- _Written problem_
An exact copy of all the data is required, with pictures left out.

- _The data_
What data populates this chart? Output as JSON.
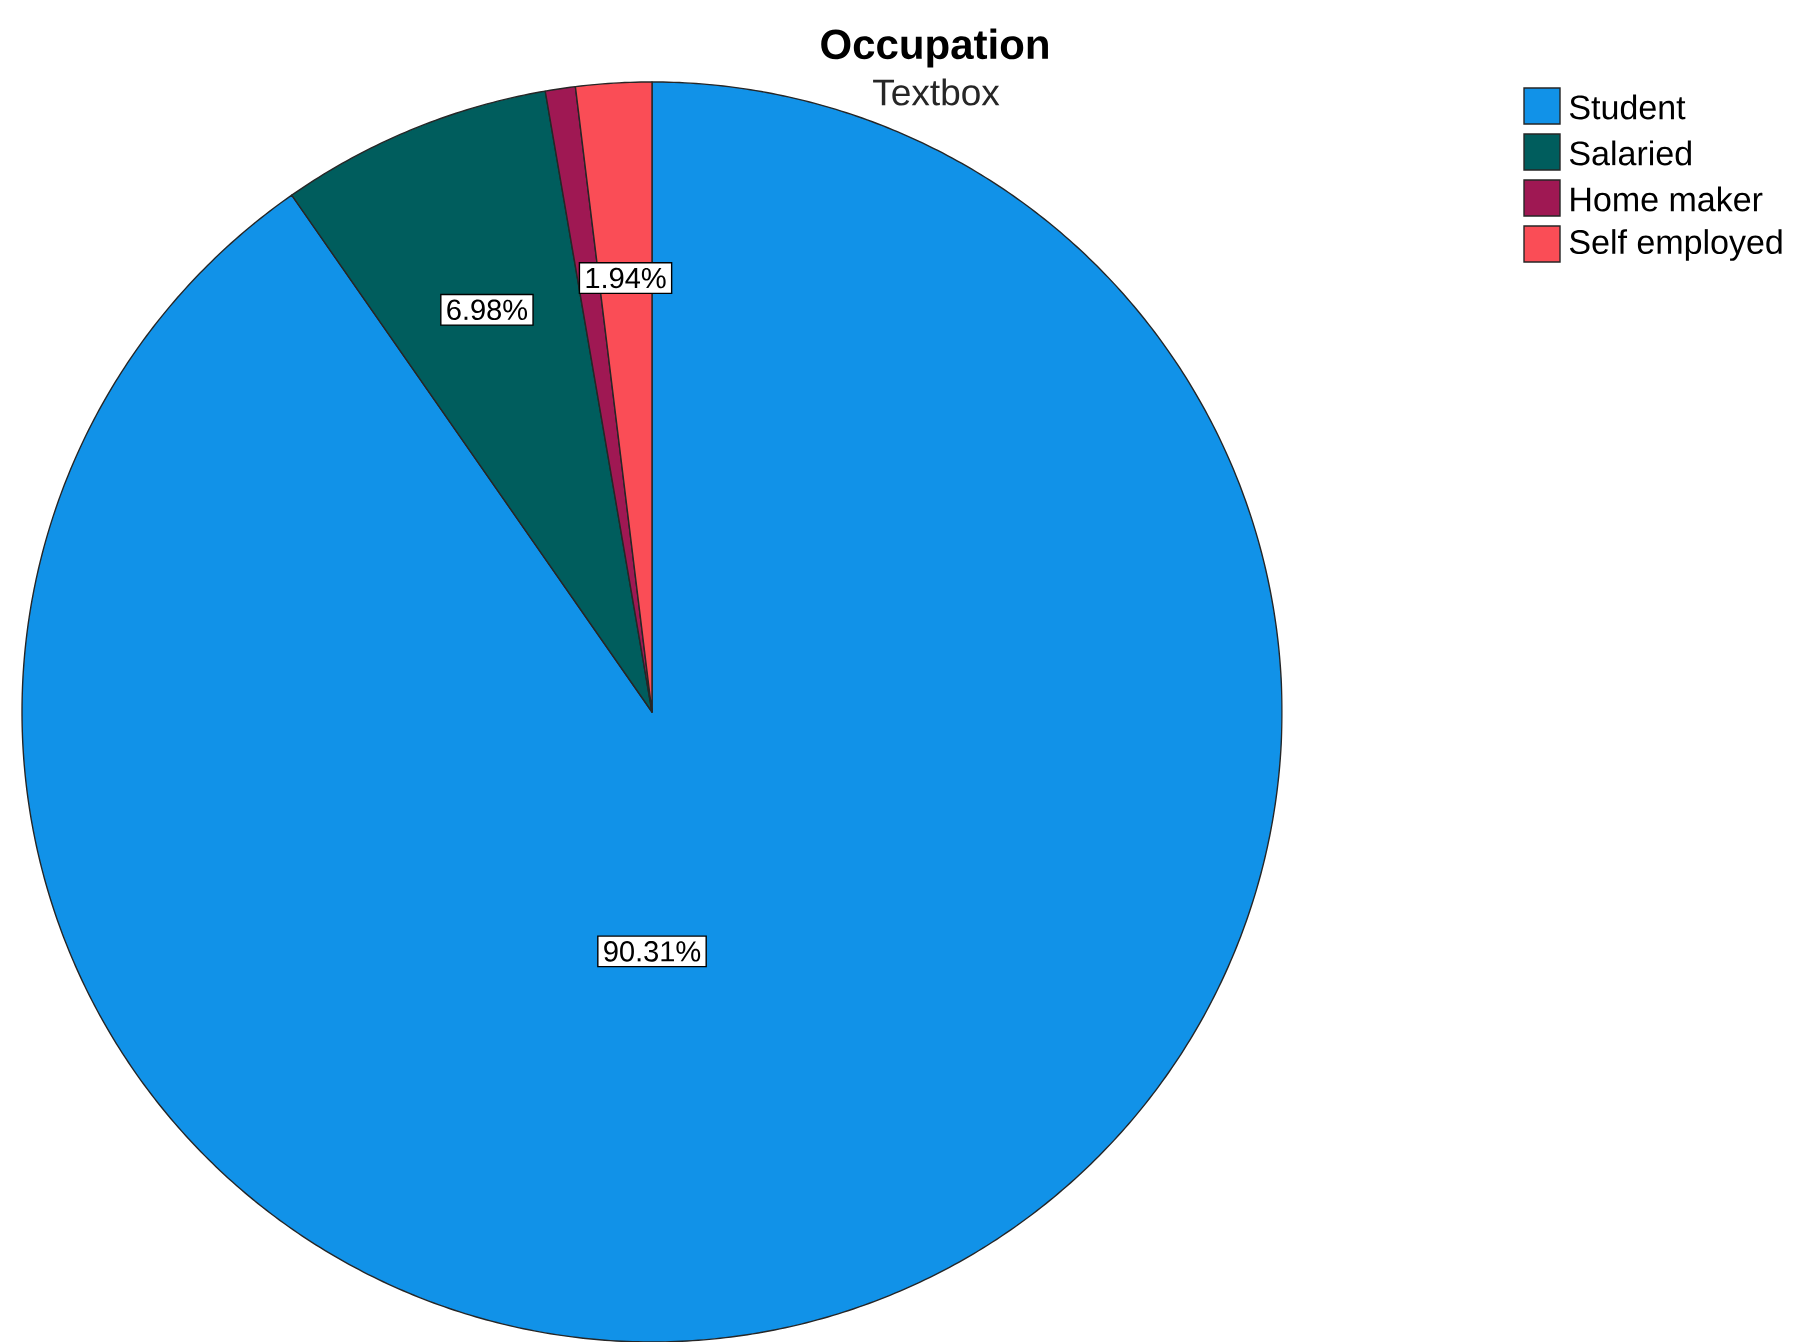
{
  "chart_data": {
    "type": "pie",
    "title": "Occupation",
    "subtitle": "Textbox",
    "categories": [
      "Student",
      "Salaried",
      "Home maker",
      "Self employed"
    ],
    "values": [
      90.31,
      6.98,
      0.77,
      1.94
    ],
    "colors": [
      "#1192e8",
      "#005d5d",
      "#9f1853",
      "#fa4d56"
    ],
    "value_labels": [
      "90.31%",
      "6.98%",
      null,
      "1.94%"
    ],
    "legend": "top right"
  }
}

- _Exercise result_
What data populates this chart? Output as JSON.
{
  "chart_data": {
    "type": "pie",
    "title": "Occupation",
    "subtitle": "Textbox",
    "categories": [
      "Student",
      "Salaried",
      "Home maker",
      "Self employed"
    ],
    "values": [
      90.31,
      6.98,
      0.77,
      1.94
    ],
    "colors": [
      "#1192e8",
      "#005d5d",
      "#9f1853",
      "#fa4d56"
    ],
    "value_labels": [
      "90.31%",
      "6.98%",
      null,
      "1.94%"
    ],
    "legend": "top right"
  }
}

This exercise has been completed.